> ZU BEARBEITENDE AUFGABE: Gib den folgenden Textabschnitt zum Pilken vollständig und wortgetreu aus.

> TEXTABSCHNITT:
------------------------------------
# Pilken total falsch ?



## Nordangler (25. Juli 2004)

Hallo Boardies !! :m 

Habe einmal eine Frage an euch.
Da ich ja mich dem Meeresangeln verschrieben habe, insbesonders der leichten Angelei, (Spinnrute 40 gr. ) ist mir in den letzten Jahren oft aufgefallen, das viele Meeresangler in meinen Augen total falsch fischen. #q 

Wie oft konnte ich beobachten, das die meisten Dorschangler ihre Angeln beim pilken gerade zu hochrissen. So konnte man fast der Meinung sein, das die Grundleoparden keine Zähne mehr haben konnten. Die mußten an den Pilkern als gesammelte Werke hängen. #a 
Oder sie nutzen Pilker bis zu 180 gr. und das bei 3-4 Windstärken.
------------------------------------
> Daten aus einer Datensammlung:
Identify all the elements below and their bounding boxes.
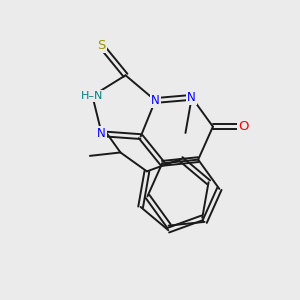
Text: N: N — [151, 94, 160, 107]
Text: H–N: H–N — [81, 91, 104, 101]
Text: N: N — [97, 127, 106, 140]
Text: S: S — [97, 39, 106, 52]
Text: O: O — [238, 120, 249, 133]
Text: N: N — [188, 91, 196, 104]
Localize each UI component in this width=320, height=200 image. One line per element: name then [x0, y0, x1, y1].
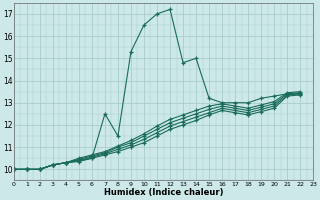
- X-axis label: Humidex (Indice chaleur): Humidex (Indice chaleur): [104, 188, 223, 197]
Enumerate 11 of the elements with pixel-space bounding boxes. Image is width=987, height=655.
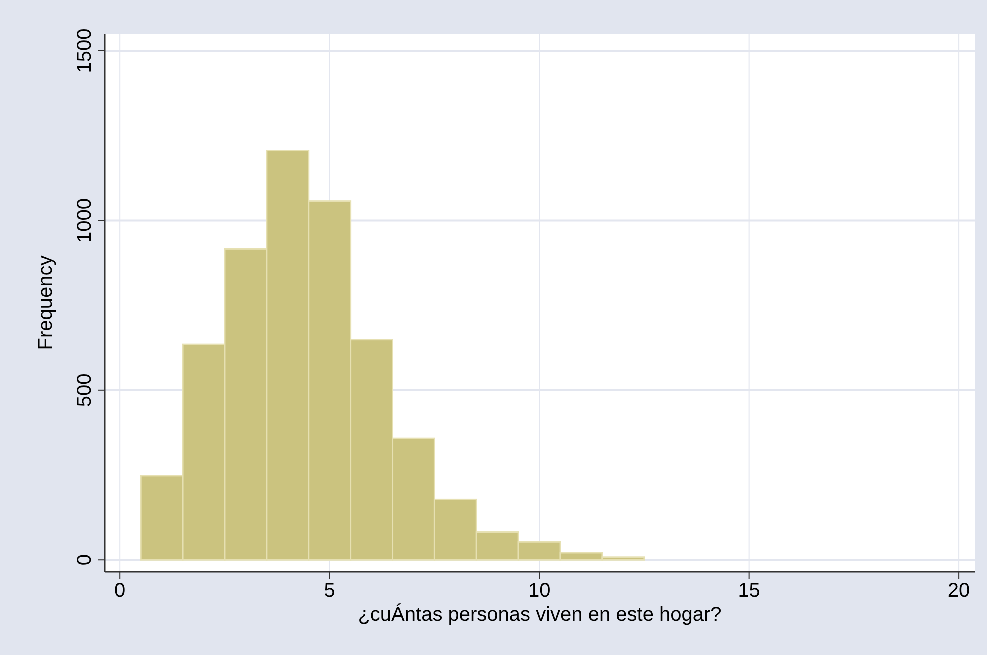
------------------------------------
> ANTWORT:
# Pilken total falsch ?



## Nordangler (25. Juli 2004)

Hallo Boardies !! :m 

Habe einmal eine Frage an euch.
Da ich ja mich dem Meeresangeln verschrieben habe, insbesonders der leichten Angelei, (Spinnrute 40 gr. ) ist mir in den letzten Jahren oft aufgefallen, das viele Meeresangler in meinen Augen total falsch fischen. #q 

Wie oft konnte ich beobachten, das die meisten Dorschangler ihre Angeln beim pilken gerade zu hochrissen. So konnte man fast der Meinung sein, das die Grundleoparden keine Zähne mehr haben konnten. Die mußten an den Pilkern als gesammelte Werke hängen. #a 
Oder sie nutzen Pilker bis zu 180 gr. und das bei 3-4 Windstärken.